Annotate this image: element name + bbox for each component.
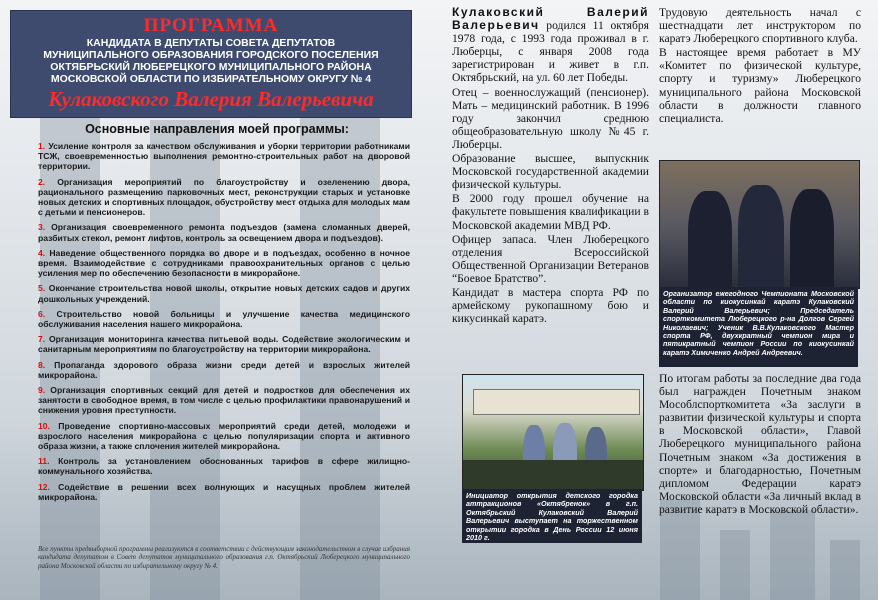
program-title: ПРОГРАММА — [143, 15, 279, 36]
program-header — [10, 10, 412, 118]
list-item — [38, 421, 410, 452]
photo-person — [738, 185, 784, 288]
item-text: Усиление контроля за качеством обслуживания и уборки территории работниками ТСЖ, своевременностью выполнения ремонтно-строительных работ на дворовой территории. — [38, 141, 411, 172]
bio-paragraph — [452, 6, 649, 85]
item-number: 12. — [38, 481, 50, 492]
program-items — [38, 141, 410, 507]
item-number: 1. — [38, 141, 46, 151]
item-text: Наведение общественного порядка во дворе и в подъездах, особенно в ночное время. Взаимодействие с сотрудниками правоохранительных органов с целью усиления мер по обеспечению безопасности в микрорайоне. — [38, 247, 410, 279]
item-number: 4. — [38, 247, 46, 258]
background-building — [720, 530, 750, 600]
item-text: Организация мониторинга качества питьевой воды. Содействие экологическим и санитарным мероприятиям по благоустройству на территории микрорайона. — [38, 334, 410, 355]
bio-paragraph: Образование высшее, выпускник Московской государственной академии физической культуры. — [452, 152, 649, 192]
bio-text: родился 11 октября 1978 года, с 1993 года проживал в г. Люберцы, с января 2008 года зарегистрирован и живет в г.п. Октябрьский, на ул. 60 лет Победы. — [452, 19, 649, 85]
candidate-name: Кулаковского Валерия Валерьевича — [48, 87, 374, 111]
photo-caption: Организатор ежегодного Чемпионата Московской области по киокусинкай каратэ Кулаковский Валерий Валерьевич; Председатель спорткомитета Люберецкого р-на Долгов Сергей Николаевич; Ученик В.В.Кулаковского Мастер спорта РФ, двухкратный чемпион мира и пятикратный чемпион России по киокусинкай каратэ Химиченко Андрей Андреевич. — [659, 287, 858, 367]
bio-paragraph: Трудовую деятельность начал с шестнадцати лет инструктором по каратэ Люберецкого спортивного клуба. — [659, 6, 861, 46]
list-item — [38, 309, 410, 329]
photo-person — [688, 191, 732, 288]
photo-championship — [659, 160, 860, 289]
bio-paragraph: В настоящее время работает в МУ «Комитет по физической культуре, спорту и туризму» Люберецкого муниципального района Московской области в должности главного специалиста. — [659, 46, 861, 125]
item-text: Проведение спортивно-массовых мероприятий среди детей, молодежи и взрослого населения микрорайона с целью популяризации спорта и активного образа жизни, а также сплочения жителей микрорайона. — [38, 420, 410, 452]
photo-caption: Инициатор открытия детского городка аттракционов «Октябренок» в г.п. Октябрьский Кулаковский Валерий Валерьевич выступает на торжественном открытии городка в День России 12 июня 2010 г. — [462, 489, 642, 543]
list-item — [38, 177, 410, 218]
header-line: МУНИЦИПАЛЬНОГО ОБРАЗОВАНИЯ ГОРОДСКОГО ПОСЕЛЕНИЯ — [43, 49, 379, 61]
background-building — [830, 540, 860, 600]
photo-banner — [473, 389, 640, 415]
item-number: 11. — [38, 456, 50, 467]
item-number: 6. — [38, 308, 46, 319]
item-number: 10. — [38, 420, 50, 431]
directions-title: Основные направления моей программы: — [85, 122, 349, 136]
list-item — [38, 283, 410, 303]
item-text: Организация спортивных секций для детей и подростков для обеспечения их занятости в свободное время, в том числе с целью профилактики правонарушений и снижения уровня преступности. — [38, 385, 410, 416]
item-text: Содействие в решении всех волнующих и насущных проблем жителей микрорайона. — [38, 481, 410, 502]
header-line: МОСКОВСКОЙ ОБЛАСТИ ПО ИЗБИРАТЕЛЬНОМУ ОКРУГУ № 4 — [50, 73, 372, 85]
item-number: 8. — [38, 359, 46, 370]
item-text: Контроль за установлением обоснованных тарифов в сфере жилищно-коммунального хозяйства. — [38, 456, 411, 477]
footnote: Все пункты предвыборной программы реализуются в соответствии с действующим законодательством в случае избрания кандидата депутатом в Совет депутатов муниципального образования г.п. Октябрьский Люберецкого муниципального района Московской области по избирательному округу № 4. — [38, 545, 410, 570]
bio-paragraph: По итогам работы за последние два года был награжден Почетным знаком Мособлспорткомитета «За заслуги в развитии физической культуры и спорта в Московской области», Главой Люберецкого муниципального района Почетным знаком «За достижения в спорте» и благодарностью, Почетным дипломом Федерации каратэ Московской области «За личный вклад в развитие каратэ в Московской области». — [659, 372, 861, 516]
list-item — [38, 456, 410, 476]
bio-paragraph: Офицер запаса. Член Люберецкого отделения Всероссийской Общественной Организации Ветеранов “Боевое Братство”. — [452, 232, 649, 285]
bio-column-2 — [659, 6, 861, 126]
item-text: Окончание строительства новой школы, открытие новых детских садов и других дошкольных учреждений. — [38, 283, 411, 304]
item-number: 9. — [38, 385, 46, 396]
photo-opening-ceremony — [462, 374, 644, 491]
item-text: Организация мероприятий по благоустройству и озеленению двора, рационального размещению парковочных мест, реконструкции старых и установке новых детских и спортивных площадок, обустройству мест отдыха для молодых мам с детьми и пенсионеров. — [38, 176, 410, 218]
bio-column-3 — [659, 372, 861, 517]
list-item — [38, 222, 410, 242]
bio-paragraph: Кандидат в мастера спорта РФ по армейскому рукопашному бою и кикусинкай каратэ. — [452, 285, 649, 326]
background-building — [770, 510, 815, 600]
item-number: 3. — [38, 222, 46, 233]
list-item — [38, 482, 410, 502]
bio-paragraph: В 2000 году прошел обучение на факультете повышения квалификации в Московской академии МВД РФ. — [452, 192, 649, 232]
bio-column-1 — [452, 6, 649, 326]
photo-person — [790, 189, 834, 288]
list-item — [38, 141, 410, 172]
header-line: ОКТЯБРЬСКИЙ ЛЮБЕРЕЦКОГО МУНИЦИПАЛЬНОГО РАЙОНА — [50, 61, 372, 73]
item-number: 2. — [38, 176, 46, 187]
bio-paragraph: Отец – военнослужащий (пенсионер). Мать – медицинский работник. В 1996 году закончил среднюю общеобразовательную школу №45 г. Люберцы. — [452, 85, 649, 151]
item-text: Пропаганда здорового образа жизни среди детей и взрослых жителей микрорайона. — [38, 359, 411, 380]
list-item — [38, 385, 410, 416]
list-item — [38, 248, 410, 279]
item-text: Строительство новой больницы и улучшение качества медицинского обслуживания населения нашего микрорайона. — [38, 308, 411, 330]
bio-name: Кулаковский Валерий Валерьевич — [452, 5, 649, 33]
list-item — [38, 334, 410, 354]
header-line: КАНДИДАТА В ДЕПУТАТЫ СОВЕТА ДЕПУТАТОВ — [86, 37, 336, 49]
list-item — [38, 360, 410, 380]
photo-crowd — [463, 460, 643, 490]
item-number: 5. — [38, 283, 46, 294]
item-number: 7. — [38, 334, 46, 345]
item-text: Организация своевременного ремонта подъездов (замена сломанных дверей, разбитых стекол, ремонт лифтов, контроль за освещением двора и подъездов). — [38, 222, 410, 243]
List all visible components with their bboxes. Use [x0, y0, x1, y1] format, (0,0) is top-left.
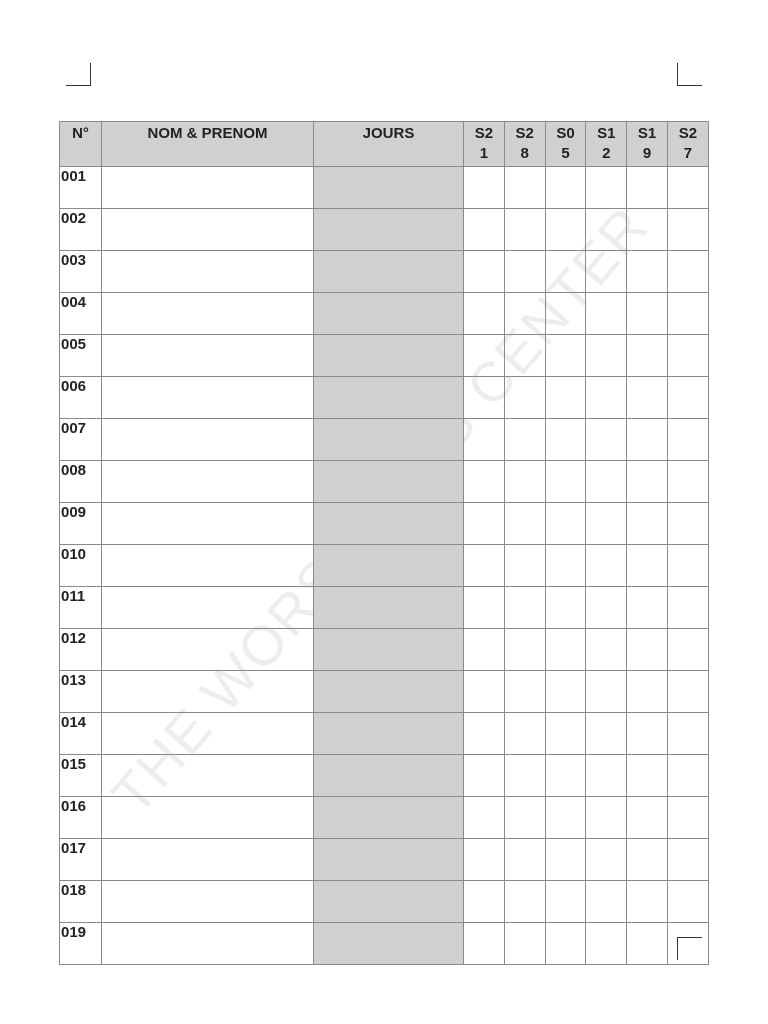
::::
:: Short task ::
Repeat every line of the items above without any changes, leaving the pictures out of your answer.

:: Output ::
Annotate this image: element name + bbox for each component.
program-title: ПРОГРАММА — [143, 15, 279, 36]
program-header — [10, 10, 412, 118]
list-item — [38, 421, 410, 452]
photo-person — [738, 185, 784, 288]
item-text: Усиление контроля за качеством обслуживания и уборки территории работниками ТСЖ, своевременностью выполнения ремонтно-строительных работ на дворовой территории. — [38, 141, 411, 172]
bio-paragraph — [452, 6, 649, 85]
item-number: 12. — [38, 481, 50, 492]
program-items — [38, 141, 410, 507]
item-number: 1. — [38, 141, 46, 151]
item-text: Наведение общественного порядка во дворе и в подъездах, особенно в ночное время. Взаимодействие с сотрудниками правоохранительных органов с целью усиления мер по обеспечению безопасности в микрорайоне. — [38, 247, 410, 279]
item-number: 4. — [38, 247, 46, 258]
background-building — [720, 530, 750, 600]
item-text: Организация мониторинга качества питьевой воды. Содействие экологическим и санитарным мероприятиям по благоустройству на территории микрорайона. — [38, 334, 410, 355]
bio-paragraph: Образование высшее, выпускник Московской государственной академии физической культуры. — [452, 152, 649, 192]
bio-text: родился 11 октября 1978 года, с 1993 года проживал в г. Люберцы, с января 2008 года зарегистрирован и живет в г.п. Октябрьский, на ул. 60 лет Победы. — [452, 19, 649, 85]
candidate-name: Кулаковского Валерия Валерьевича — [48, 87, 374, 111]
photo-caption: Организатор ежегодного Чемпионата Московской области по киокусинкай каратэ Кулаковский Валерий Валерьевич; Председатель спорткомитета Люберецкого р-на Долгов Сергей Николаевич; Ученик В.В.Кулаковского Мастер спорта РФ, двухкратный чемпион мира и пятикратный чемпион России по киокусинкай каратэ Химиченко Андрей Андреевич. — [659, 287, 858, 367]
bio-paragraph: Трудовую деятельность начал с шестнадцати лет инструктором по каратэ Люберецкого спортивного клуба. — [659, 6, 861, 46]
list-item — [38, 309, 410, 329]
photo-person — [688, 191, 732, 288]
photo-championship — [659, 160, 860, 289]
bio-paragraph: В настоящее время работает в МУ «Комитет по физической культуре, спорту и туризму» Люберецкого муниципального района Московской области в должности главного специалиста. — [659, 46, 861, 125]
item-text: Проведение спортивно-массовых мероприятий среди детей, молодежи и взрослого населения микрорайона с целью популяризации спорта и активного образа жизни, а также сплочения жителей микрорайона. — [38, 420, 410, 452]
photo-caption: Инициатор открытия детского городка аттракционов «Октябренок» в г.п. Октябрьский Кулаковский Валерий Валерьевич выступает на торжественном открытии городка в День России 12 июня 2010 г. — [462, 489, 642, 543]
list-item — [38, 177, 410, 218]
header-line: МУНИЦИПАЛЬНОГО ОБРАЗОВАНИЯ ГОРОДСКОГО ПОСЕЛЕНИЯ — [43, 49, 379, 61]
background-building — [830, 540, 860, 600]
photo-banner — [473, 389, 640, 415]
item-number: 11. — [38, 456, 50, 467]
item-number: 6. — [38, 308, 46, 319]
item-number: 10. — [38, 420, 50, 431]
directions-title: Основные направления моей программы: — [85, 122, 349, 136]
list-item — [38, 283, 410, 303]
item-text: Организация спортивных секций для детей и подростков для обеспечения их занятости в свободное время, в том числе с целью профилактики правонарушений и снижения уровня преступности. — [38, 385, 410, 416]
item-text: Содействие в решении всех волнующих и насущных проблем жителей микрорайона. — [38, 481, 410, 502]
header-line: МОСКОВСКОЙ ОБЛАСТИ ПО ИЗБИРАТЕЛЬНОМУ ОКРУГУ № 4 — [50, 73, 372, 85]
item-number: 8. — [38, 359, 46, 370]
item-text: Контроль за установлением обоснованных тарифов в сфере жилищно-коммунального хозяйства. — [38, 456, 411, 477]
footnote: Все пункты предвыборной программы реализуются в соответствии с действующим законодательством в случае избрания кандидата депутатом в Совет депутатов муниципального образования г.п. Октябрьский Люберецкого муниципального района Московской области по избирательному округу № 4. — [38, 545, 410, 570]
bio-paragraph: По итогам работы за последние два года был награжден Почетным знаком Мособлспорткомитета «За заслуги в развитии физической культуры и спорта в Московской области», Главой Люберецкого муниципального района Почетным знаком «За достижения в спорте» и благодарностью, Почетным дипломом Федерации каратэ Московской области «За личный вклад в развитие каратэ в Московской области». — [659, 372, 861, 516]
list-item — [38, 456, 410, 476]
bio-paragraph: Офицер запаса. Член Люберецкого отделения Всероссийской Общественной Организации Ветеранов “Боевое Братство”. — [452, 232, 649, 285]
bio-column-2 — [659, 6, 861, 126]
item-text: Окончание строительства новой школы, открытие новых детских садов и других дошкольных учреждений. — [38, 283, 411, 304]
item-number: 9. — [38, 385, 46, 396]
photo-opening-ceremony — [462, 374, 644, 491]
item-text: Организация мероприятий по благоустройству и озеленению двора, рационального размещению парковочных мест, реконструкции старых и установке новых детских и спортивных площадок, обустройству мест отдыха для молодых мам с детьми и пенсионеров. — [38, 176, 410, 218]
bio-column-3 — [659, 372, 861, 517]
list-item — [38, 222, 410, 242]
bio-paragraph: Кандидат в мастера спорта РФ по армейскому рукопашному бою и кикусинкай каратэ. — [452, 285, 649, 326]
background-building — [770, 510, 815, 600]
item-number: 3. — [38, 222, 46, 233]
list-item — [38, 482, 410, 502]
bio-paragraph: В 2000 году прошел обучение на факультете повышения квалификации в Московской академии МВД РФ. — [452, 192, 649, 232]
bio-column-1 — [452, 6, 649, 326]
photo-person — [790, 189, 834, 288]
list-item — [38, 141, 410, 172]
header-line: ОКТЯБРЬСКИЙ ЛЮБЕРЕЦКОГО МУНИЦИПАЛЬНОГО РАЙОНА — [50, 61, 372, 73]
item-number: 2. — [38, 176, 46, 187]
bio-paragraph: Отец – военнослужащий (пенсионер). Мать – медицинский работник. В 1996 году закончил среднюю общеобразовательную школу №45 г. Люберцы. — [452, 85, 649, 151]
item-text: Пропаганда здорового образа жизни среди детей и взрослых жителей микрорайона. — [38, 359, 411, 380]
list-item — [38, 385, 410, 416]
list-item — [38, 248, 410, 279]
item-text: Строительство новой больницы и улучшение качества медицинского обслуживания населения нашего микрорайона. — [38, 308, 411, 330]
bio-name: Кулаковский Валерий Валерьевич — [452, 5, 649, 33]
list-item — [38, 334, 410, 354]
header-line: КАНДИДАТА В ДЕПУТАТЫ СОВЕТА ДЕПУТАТОВ — [86, 37, 336, 49]
list-item — [38, 360, 410, 380]
photo-crowd — [463, 460, 643, 490]
item-number: 5. — [38, 283, 46, 294]
item-number: 7. — [38, 334, 46, 345]
item-text: Организация своевременного ремонта подъездов (замена сломанных дверей, разбитых стекол, ремонт лифтов, контроль за освещением двора и подъездов). — [38, 222, 410, 243]
List all visible components with their bboxes. Use [x0, y0, x1, y1] format, (0,0) is top-left.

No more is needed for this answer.